TASK BRIEF: Tally up how many lines in the listing below contain the string "extortions", and give only the total.
═══ EXERCISE INPUT ═══
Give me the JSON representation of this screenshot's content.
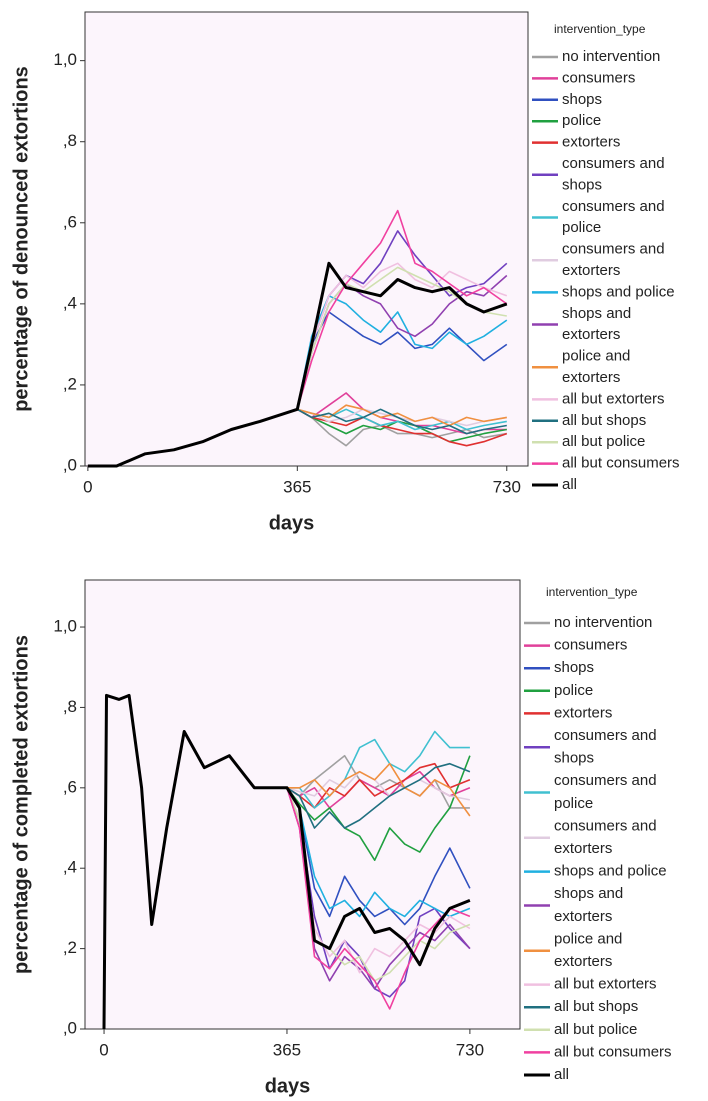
{
  "chart_data": [
    {
      "type": "line",
      "y_label": "percentage of denounced extortions",
      "x_label": "days",
      "legend_title": "intervention_type",
      "xlim": [
        -5,
        767
      ],
      "ylim": [
        0,
        1.12
      ],
      "xticks": [
        0,
        365,
        730
      ],
      "yticks": [
        {
          "value": 0,
          "label": ",0"
        },
        {
          "value": 0.2,
          "label": ",2"
        },
        {
          "value": 0.4,
          "label": ",4"
        },
        {
          "value": 0.6,
          "label": ",6"
        },
        {
          "value": 0.8,
          "label": ",8"
        },
        {
          "value": 1.0,
          "label": "1,0"
        }
      ],
      "x": [
        0,
        50,
        100,
        150,
        200,
        250,
        300,
        365,
        390,
        420,
        450,
        480,
        510,
        540,
        570,
        600,
        630,
        660,
        690,
        730
      ],
      "series": [
        {
          "name": "no intervention",
          "color": "#a0a0a0",
          "values": [
            0,
            0,
            0.03,
            0.04,
            0.06,
            0.09,
            0.11,
            0.14,
            0.12,
            0.08,
            0.05,
            0.09,
            0.1,
            0.08,
            0.08,
            0.07,
            0.08,
            0.09,
            0.07,
            0.08
          ]
        },
        {
          "name": "consumers",
          "color": "#e0409a",
          "values": [
            0,
            0,
            0.03,
            0.04,
            0.06,
            0.09,
            0.11,
            0.14,
            0.12,
            0.15,
            0.18,
            0.14,
            0.12,
            0.11,
            0.1,
            0.1,
            0.09,
            0.08,
            0.09,
            0.09
          ]
        },
        {
          "name": "shops",
          "color": "#3050c0",
          "values": [
            0,
            0,
            0.03,
            0.04,
            0.06,
            0.09,
            0.11,
            0.14,
            0.3,
            0.38,
            0.35,
            0.32,
            0.3,
            0.33,
            0.29,
            0.3,
            0.34,
            0.3,
            0.26,
            0.3
          ]
        },
        {
          "name": "police",
          "color": "#20a040",
          "values": [
            0,
            0,
            0.03,
            0.04,
            0.06,
            0.09,
            0.11,
            0.14,
            0.12,
            0.1,
            0.08,
            0.1,
            0.09,
            0.11,
            0.1,
            0.08,
            0.06,
            0.07,
            0.08,
            0.09
          ]
        },
        {
          "name": "extorters",
          "color": "#e03030",
          "values": [
            0,
            0,
            0.03,
            0.04,
            0.06,
            0.09,
            0.11,
            0.14,
            0.12,
            0.11,
            0.1,
            0.12,
            0.1,
            0.09,
            0.08,
            0.08,
            0.06,
            0.05,
            0.06,
            0.08
          ]
        },
        {
          "name": "consumers and shops",
          "color": "#7040c0",
          "values": [
            0,
            0,
            0.03,
            0.04,
            0.06,
            0.09,
            0.11,
            0.14,
            0.3,
            0.42,
            0.47,
            0.45,
            0.5,
            0.58,
            0.52,
            0.47,
            0.42,
            0.44,
            0.45,
            0.5
          ]
        },
        {
          "name": "consumers and police",
          "color": "#40c0d0",
          "values": [
            0,
            0,
            0.03,
            0.04,
            0.06,
            0.09,
            0.11,
            0.14,
            0.13,
            0.12,
            0.14,
            0.12,
            0.1,
            0.11,
            0.09,
            0.1,
            0.11,
            0.09,
            0.1,
            0.11
          ]
        },
        {
          "name": "consumers and extorters",
          "color": "#e0cce0",
          "values": [
            0,
            0,
            0.03,
            0.04,
            0.06,
            0.09,
            0.11,
            0.14,
            0.13,
            0.11,
            0.12,
            0.14,
            0.13,
            0.12,
            0.11,
            0.12,
            0.11,
            0.1,
            0.11,
            0.12
          ]
        },
        {
          "name": "shops and police",
          "color": "#20b0e0",
          "values": [
            0,
            0,
            0.03,
            0.04,
            0.06,
            0.09,
            0.11,
            0.14,
            0.32,
            0.42,
            0.4,
            0.36,
            0.33,
            0.38,
            0.3,
            0.29,
            0.33,
            0.3,
            0.32,
            0.36
          ]
        },
        {
          "name": "shops and extorters",
          "color": "#9040b0",
          "values": [
            0,
            0,
            0.03,
            0.04,
            0.06,
            0.09,
            0.11,
            0.14,
            0.28,
            0.4,
            0.45,
            0.42,
            0.4,
            0.34,
            0.32,
            0.35,
            0.4,
            0.43,
            0.42,
            0.47
          ]
        },
        {
          "name": "police and extorters",
          "color": "#f09040",
          "values": [
            0,
            0,
            0.03,
            0.04,
            0.06,
            0.09,
            0.11,
            0.14,
            0.13,
            0.12,
            0.15,
            0.14,
            0.12,
            0.13,
            0.11,
            0.12,
            0.1,
            0.12,
            0.11,
            0.12
          ]
        },
        {
          "name": "all but extorters",
          "color": "#f0c0e0",
          "values": [
            0,
            0,
            0.03,
            0.04,
            0.06,
            0.09,
            0.11,
            0.14,
            0.3,
            0.42,
            0.47,
            0.44,
            0.48,
            0.5,
            0.46,
            0.44,
            0.48,
            0.46,
            0.44,
            0.42
          ]
        },
        {
          "name": "all but shops",
          "color": "#207080",
          "values": [
            0,
            0,
            0.03,
            0.04,
            0.06,
            0.09,
            0.11,
            0.14,
            0.12,
            0.13,
            0.11,
            0.12,
            0.14,
            0.12,
            0.1,
            0.09,
            0.1,
            0.08,
            0.09,
            0.1
          ]
        },
        {
          "name": "all but police",
          "color": "#d0e0b0",
          "values": [
            0,
            0,
            0.03,
            0.04,
            0.06,
            0.09,
            0.11,
            0.14,
            0.28,
            0.4,
            0.45,
            0.43,
            0.46,
            0.49,
            0.47,
            0.45,
            0.43,
            0.4,
            0.38,
            0.37
          ]
        },
        {
          "name": "all but consumers",
          "color": "#f040a0",
          "values": [
            0,
            0,
            0.03,
            0.04,
            0.06,
            0.09,
            0.11,
            0.14,
            0.26,
            0.38,
            0.45,
            0.5,
            0.55,
            0.63,
            0.5,
            0.48,
            0.45,
            0.42,
            0.44,
            0.4
          ]
        },
        {
          "name": "all",
          "color": "#000000",
          "values": [
            0,
            0,
            0.03,
            0.04,
            0.06,
            0.09,
            0.11,
            0.14,
            0.3,
            0.5,
            0.44,
            0.43,
            0.42,
            0.46,
            0.44,
            0.43,
            0.44,
            0.4,
            0.38,
            0.4
          ]
        }
      ]
    },
    {
      "type": "line",
      "y_label": "percentage of completed extortions",
      "x_label": "days",
      "legend_title": "intervention_type",
      "xlim": [
        -38,
        830
      ],
      "ylim": [
        0,
        1.117
      ],
      "xticks": [
        0,
        365,
        730
      ],
      "yticks": [
        {
          "value": 0,
          "label": ",0"
        },
        {
          "value": 0.2,
          "label": ",2"
        },
        {
          "value": 0.4,
          "label": ",4"
        },
        {
          "value": 0.6,
          "label": ",6"
        },
        {
          "value": 0.8,
          "label": ",8"
        },
        {
          "value": 1.0,
          "label": "1,0"
        }
      ],
      "x": [
        0,
        5,
        30,
        50,
        75,
        95,
        125,
        160,
        200,
        250,
        300,
        365,
        390,
        420,
        450,
        480,
        510,
        540,
        570,
        600,
        630,
        660,
        690,
        730
      ],
      "series": [
        {
          "name": "no intervention",
          "color": "#a0a0a0",
          "values": [
            0,
            0.83,
            0.82,
            0.83,
            0.6,
            0.26,
            0.5,
            0.74,
            0.65,
            0.68,
            0.6,
            0.6,
            0.58,
            0.62,
            0.65,
            0.68,
            0.62,
            0.6,
            0.62,
            0.6,
            0.58,
            0.62,
            0.55,
            0.55
          ]
        },
        {
          "name": "consumers",
          "color": "#e0409a",
          "values": [
            0,
            0.83,
            0.82,
            0.83,
            0.6,
            0.26,
            0.5,
            0.74,
            0.65,
            0.68,
            0.6,
            0.6,
            0.58,
            0.6,
            0.55,
            0.58,
            0.62,
            0.6,
            0.58,
            0.62,
            0.64,
            0.6,
            0.58,
            0.6
          ]
        },
        {
          "name": "shops",
          "color": "#3050c0",
          "values": [
            0,
            0.83,
            0.82,
            0.83,
            0.6,
            0.26,
            0.5,
            0.74,
            0.65,
            0.68,
            0.6,
            0.6,
            0.55,
            0.35,
            0.28,
            0.38,
            0.32,
            0.28,
            0.3,
            0.26,
            0.3,
            0.38,
            0.45,
            0.35
          ]
        },
        {
          "name": "police",
          "color": "#20a040",
          "values": [
            0,
            0.83,
            0.82,
            0.83,
            0.6,
            0.26,
            0.5,
            0.74,
            0.65,
            0.68,
            0.6,
            0.6,
            0.56,
            0.52,
            0.55,
            0.5,
            0.48,
            0.42,
            0.5,
            0.46,
            0.44,
            0.5,
            0.55,
            0.68
          ]
        },
        {
          "name": "extorters",
          "color": "#e03030",
          "values": [
            0,
            0.83,
            0.82,
            0.83,
            0.6,
            0.26,
            0.5,
            0.74,
            0.65,
            0.68,
            0.6,
            0.6,
            0.58,
            0.55,
            0.6,
            0.58,
            0.62,
            0.58,
            0.6,
            0.62,
            0.65,
            0.66,
            0.6,
            0.62
          ]
        },
        {
          "name": "consumers and shops",
          "color": "#7040c0",
          "values": [
            0,
            0.83,
            0.82,
            0.83,
            0.6,
            0.26,
            0.5,
            0.74,
            0.65,
            0.68,
            0.6,
            0.6,
            0.52,
            0.28,
            0.15,
            0.22,
            0.18,
            0.1,
            0.08,
            0.12,
            0.28,
            0.3,
            0.25,
            0.2
          ]
        },
        {
          "name": "consumers and police",
          "color": "#40c0d0",
          "values": [
            0,
            0.83,
            0.82,
            0.83,
            0.6,
            0.26,
            0.5,
            0.74,
            0.65,
            0.68,
            0.6,
            0.6,
            0.6,
            0.55,
            0.58,
            0.62,
            0.7,
            0.72,
            0.66,
            0.64,
            0.68,
            0.74,
            0.7,
            0.7
          ]
        },
        {
          "name": "consumers and extorters",
          "color": "#e0cce0",
          "values": [
            0,
            0.83,
            0.82,
            0.83,
            0.6,
            0.26,
            0.5,
            0.74,
            0.65,
            0.68,
            0.6,
            0.6,
            0.59,
            0.58,
            0.62,
            0.6,
            0.64,
            0.62,
            0.58,
            0.6,
            0.62,
            0.6,
            0.58,
            0.57
          ]
        },
        {
          "name": "shops and police",
          "color": "#20b0e0",
          "values": [
            0,
            0.83,
            0.82,
            0.83,
            0.6,
            0.26,
            0.5,
            0.74,
            0.65,
            0.68,
            0.6,
            0.6,
            0.55,
            0.38,
            0.3,
            0.32,
            0.28,
            0.34,
            0.3,
            0.28,
            0.32,
            0.3,
            0.28,
            0.3
          ]
        },
        {
          "name": "shops and extorters",
          "color": "#9040b0",
          "values": [
            0,
            0.83,
            0.82,
            0.83,
            0.6,
            0.26,
            0.5,
            0.74,
            0.65,
            0.68,
            0.6,
            0.6,
            0.5,
            0.2,
            0.12,
            0.18,
            0.15,
            0.1,
            0.16,
            0.2,
            0.24,
            0.22,
            0.26,
            0.2
          ]
        },
        {
          "name": "police and extorters",
          "color": "#f09040",
          "values": [
            0,
            0.83,
            0.82,
            0.83,
            0.6,
            0.26,
            0.5,
            0.74,
            0.65,
            0.68,
            0.6,
            0.6,
            0.6,
            0.62,
            0.58,
            0.62,
            0.64,
            0.62,
            0.66,
            0.6,
            0.58,
            0.62,
            0.6,
            0.53
          ]
        },
        {
          "name": "all but extorters",
          "color": "#f0c0e0",
          "values": [
            0,
            0.83,
            0.82,
            0.83,
            0.6,
            0.26,
            0.5,
            0.74,
            0.65,
            0.68,
            0.6,
            0.6,
            0.52,
            0.25,
            0.18,
            0.22,
            0.14,
            0.2,
            0.18,
            0.22,
            0.26,
            0.24,
            0.28,
            0.25
          ]
        },
        {
          "name": "all but shops",
          "color": "#207080",
          "values": [
            0,
            0.83,
            0.82,
            0.83,
            0.6,
            0.26,
            0.5,
            0.74,
            0.65,
            0.68,
            0.6,
            0.6,
            0.58,
            0.5,
            0.54,
            0.5,
            0.52,
            0.55,
            0.58,
            0.6,
            0.62,
            0.65,
            0.66,
            0.64
          ]
        },
        {
          "name": "all but police",
          "color": "#d0e0b0",
          "values": [
            0,
            0.83,
            0.82,
            0.83,
            0.6,
            0.26,
            0.5,
            0.74,
            0.65,
            0.68,
            0.6,
            0.6,
            0.52,
            0.22,
            0.2,
            0.16,
            0.18,
            0.12,
            0.14,
            0.18,
            0.22,
            0.2,
            0.24,
            0.26
          ]
        },
        {
          "name": "all but consumers",
          "color": "#f040a0",
          "values": [
            0,
            0.83,
            0.82,
            0.83,
            0.6,
            0.26,
            0.5,
            0.74,
            0.65,
            0.68,
            0.6,
            0.6,
            0.5,
            0.18,
            0.15,
            0.2,
            0.16,
            0.12,
            0.05,
            0.14,
            0.22,
            0.26,
            0.3,
            0.28
          ]
        },
        {
          "name": "all",
          "color": "#000000",
          "values": [
            0,
            0.83,
            0.82,
            0.83,
            0.6,
            0.26,
            0.5,
            0.74,
            0.65,
            0.68,
            0.6,
            0.6,
            0.55,
            0.22,
            0.2,
            0.28,
            0.3,
            0.24,
            0.25,
            0.22,
            0.16,
            0.25,
            0.3,
            0.32
          ]
        }
      ]
    }
  ]
}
═══
OUTPUT BELOW: 2